- _Material for this exercise_
···

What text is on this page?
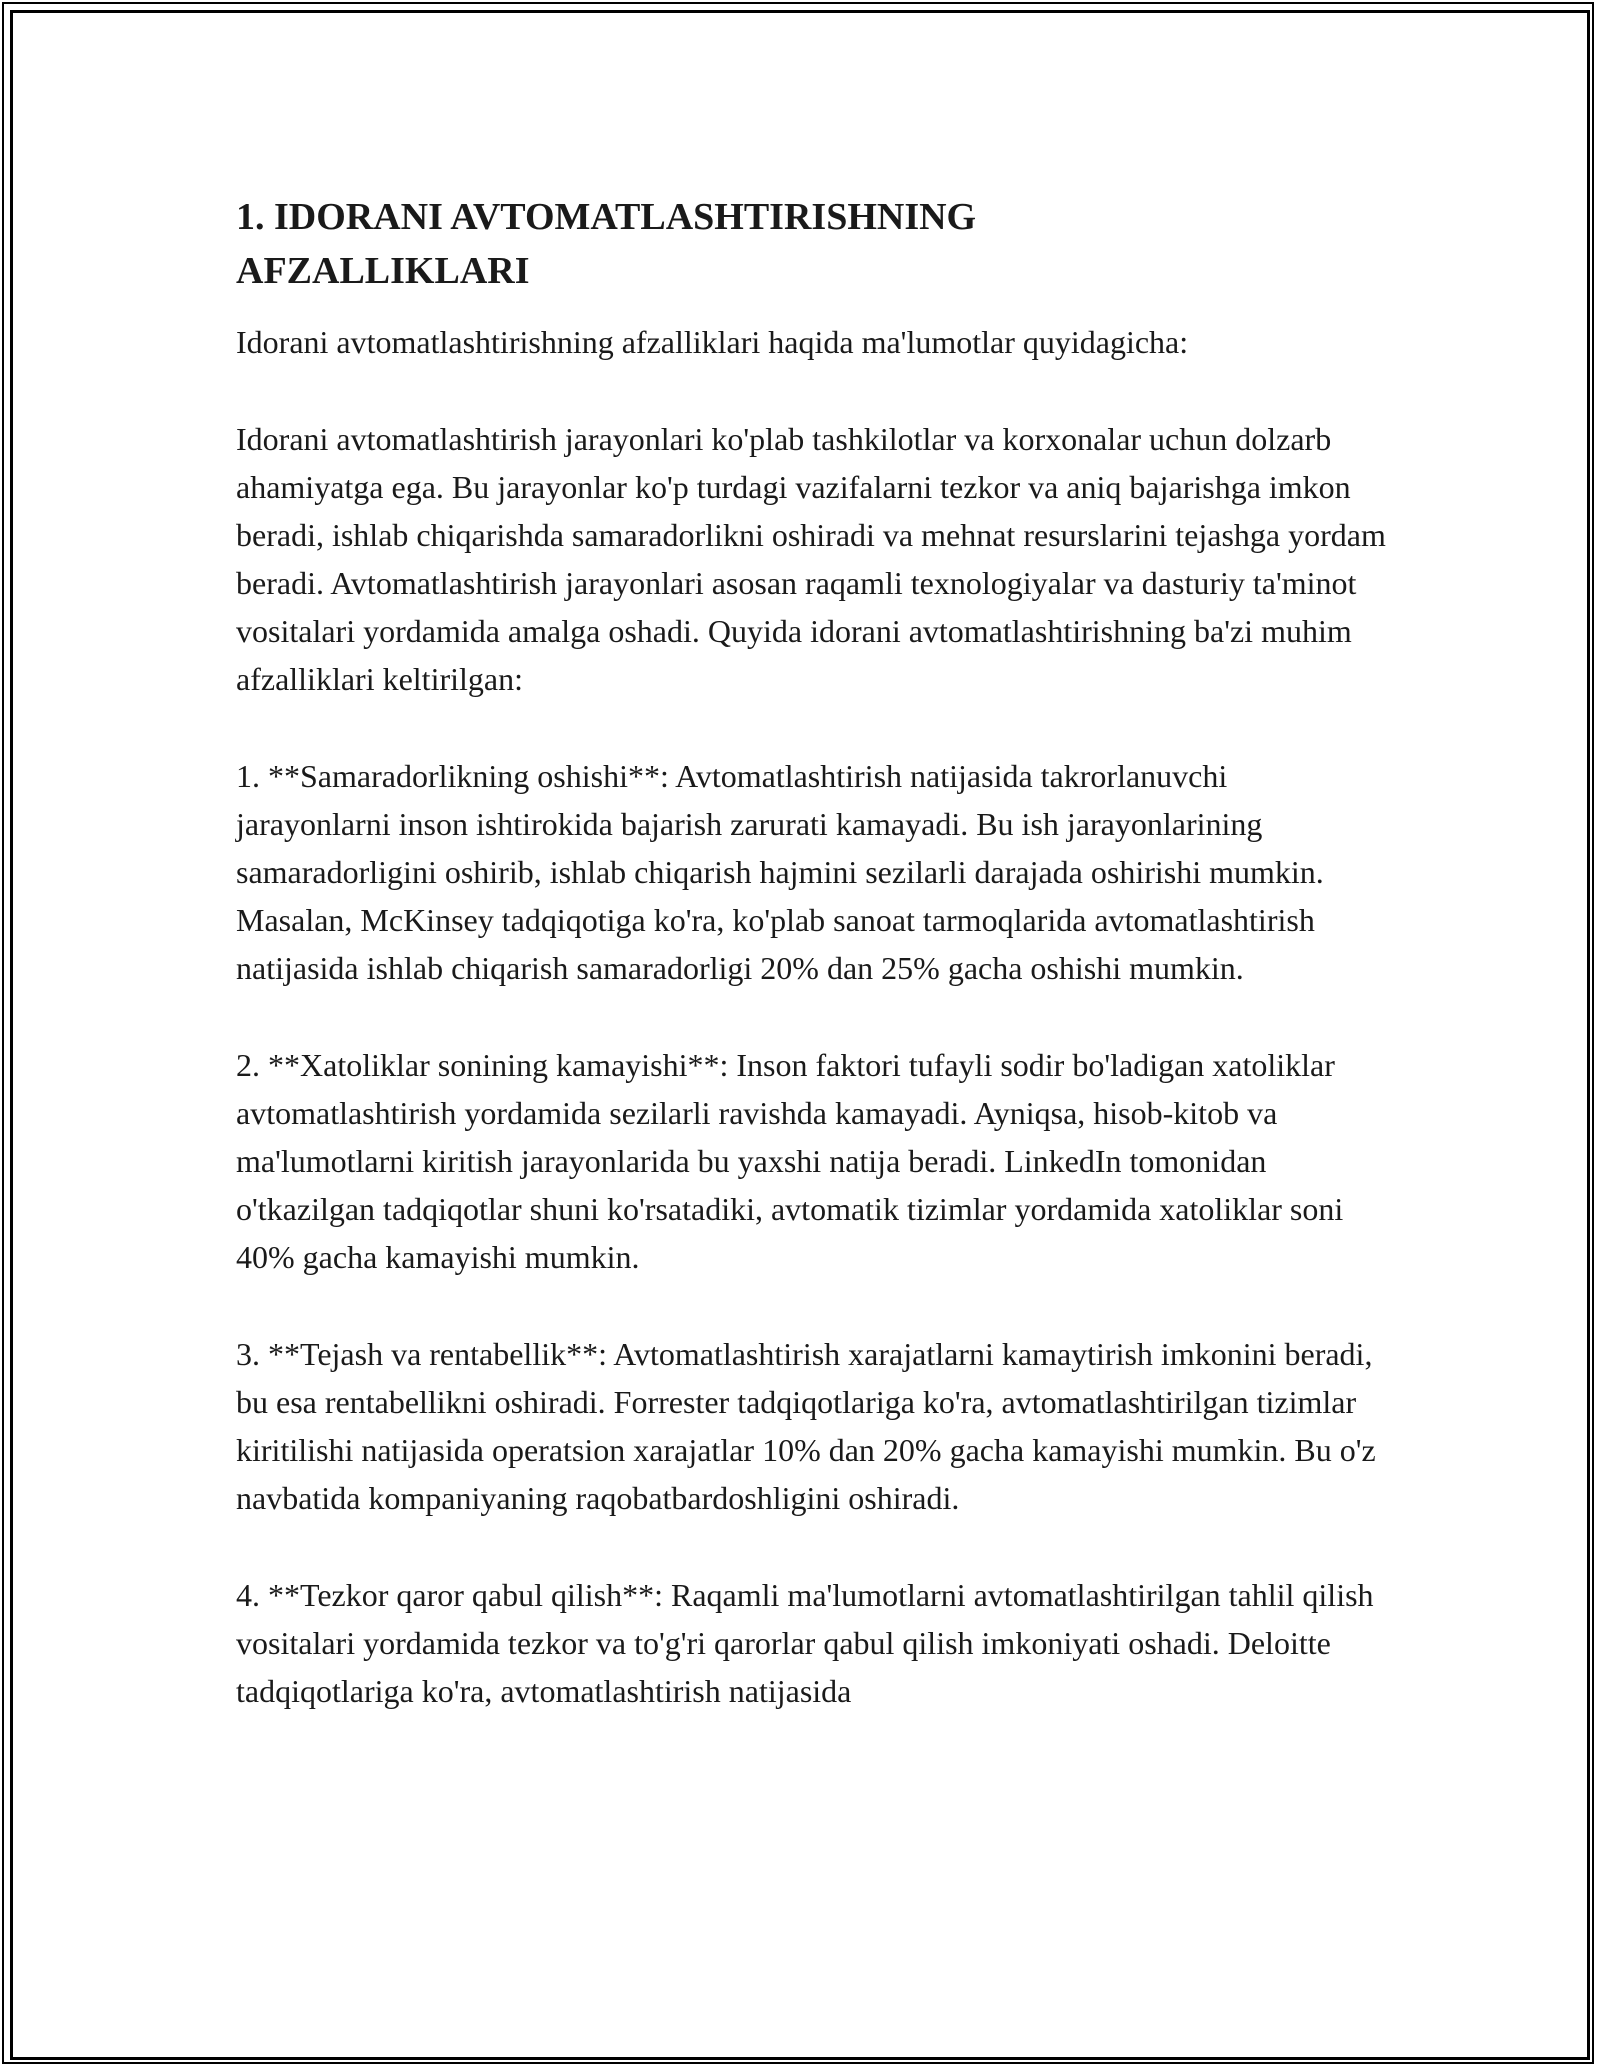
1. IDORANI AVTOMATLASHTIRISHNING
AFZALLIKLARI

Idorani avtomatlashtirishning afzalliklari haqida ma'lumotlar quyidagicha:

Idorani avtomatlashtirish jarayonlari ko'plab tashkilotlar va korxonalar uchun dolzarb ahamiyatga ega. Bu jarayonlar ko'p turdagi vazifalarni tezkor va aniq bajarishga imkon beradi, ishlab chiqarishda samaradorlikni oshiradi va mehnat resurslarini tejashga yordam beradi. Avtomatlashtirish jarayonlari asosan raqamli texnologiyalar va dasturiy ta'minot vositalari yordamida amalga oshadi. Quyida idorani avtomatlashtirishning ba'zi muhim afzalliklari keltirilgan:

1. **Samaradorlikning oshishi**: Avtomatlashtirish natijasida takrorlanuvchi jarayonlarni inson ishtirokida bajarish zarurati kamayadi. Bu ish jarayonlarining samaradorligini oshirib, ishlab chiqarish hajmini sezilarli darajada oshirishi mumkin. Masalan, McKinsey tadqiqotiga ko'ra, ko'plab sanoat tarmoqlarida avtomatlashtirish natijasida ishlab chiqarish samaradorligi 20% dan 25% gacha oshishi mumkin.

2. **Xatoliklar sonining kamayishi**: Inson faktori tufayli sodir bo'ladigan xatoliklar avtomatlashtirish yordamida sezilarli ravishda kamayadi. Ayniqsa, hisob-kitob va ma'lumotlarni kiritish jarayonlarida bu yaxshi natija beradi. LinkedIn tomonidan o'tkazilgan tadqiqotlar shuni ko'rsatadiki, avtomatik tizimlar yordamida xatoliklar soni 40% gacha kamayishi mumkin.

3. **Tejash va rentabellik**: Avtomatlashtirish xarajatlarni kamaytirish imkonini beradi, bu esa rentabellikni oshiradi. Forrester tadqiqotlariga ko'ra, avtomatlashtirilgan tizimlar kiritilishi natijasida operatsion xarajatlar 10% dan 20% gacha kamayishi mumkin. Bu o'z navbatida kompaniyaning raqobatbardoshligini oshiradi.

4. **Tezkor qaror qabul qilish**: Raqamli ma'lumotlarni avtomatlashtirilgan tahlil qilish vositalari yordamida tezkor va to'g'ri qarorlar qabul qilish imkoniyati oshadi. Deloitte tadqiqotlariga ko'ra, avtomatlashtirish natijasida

···

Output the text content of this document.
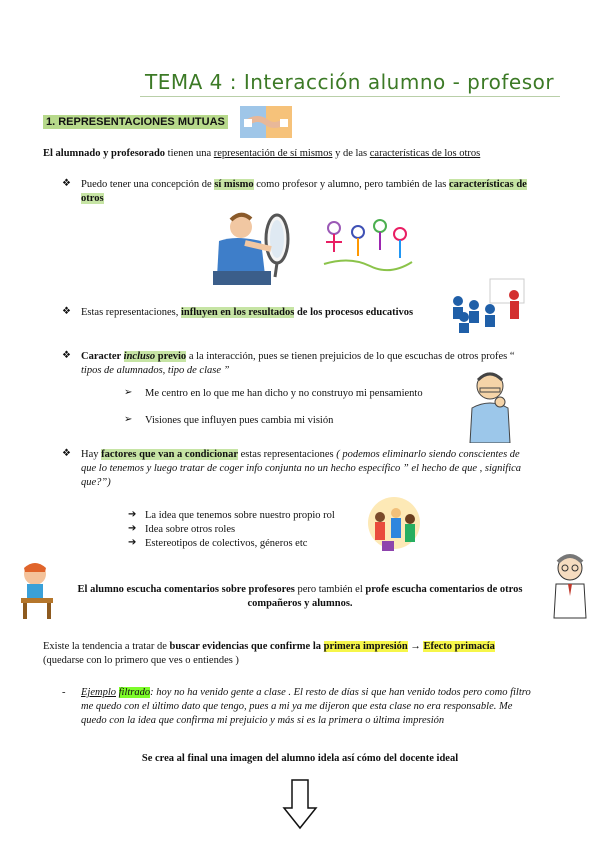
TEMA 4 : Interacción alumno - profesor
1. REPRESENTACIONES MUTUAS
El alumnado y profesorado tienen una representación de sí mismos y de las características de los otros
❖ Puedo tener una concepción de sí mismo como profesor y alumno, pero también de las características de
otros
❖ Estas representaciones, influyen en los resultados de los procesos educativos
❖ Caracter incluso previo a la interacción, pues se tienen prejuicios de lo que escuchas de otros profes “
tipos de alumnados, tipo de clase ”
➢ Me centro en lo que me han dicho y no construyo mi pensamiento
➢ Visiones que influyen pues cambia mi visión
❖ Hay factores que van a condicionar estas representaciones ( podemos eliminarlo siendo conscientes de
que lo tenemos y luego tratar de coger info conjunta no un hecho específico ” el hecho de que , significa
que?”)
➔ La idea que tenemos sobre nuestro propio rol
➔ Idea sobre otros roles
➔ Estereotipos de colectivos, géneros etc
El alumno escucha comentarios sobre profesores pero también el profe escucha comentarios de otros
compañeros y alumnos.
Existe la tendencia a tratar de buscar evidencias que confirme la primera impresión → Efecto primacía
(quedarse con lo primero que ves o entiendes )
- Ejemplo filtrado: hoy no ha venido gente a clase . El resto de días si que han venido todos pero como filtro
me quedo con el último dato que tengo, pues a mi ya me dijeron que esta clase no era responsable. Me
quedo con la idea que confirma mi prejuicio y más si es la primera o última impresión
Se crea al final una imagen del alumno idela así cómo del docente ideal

···

- _Your task_
Search the listing for the string "primera". Copy each line where it turns up.

- _Answer to this exercise_
Existe la tendencia a tratar de buscar evidencias que confirme la primera impresión → Efecto primacía
quedo con la idea que confirma mi prejuicio y más si es la primera o última impresión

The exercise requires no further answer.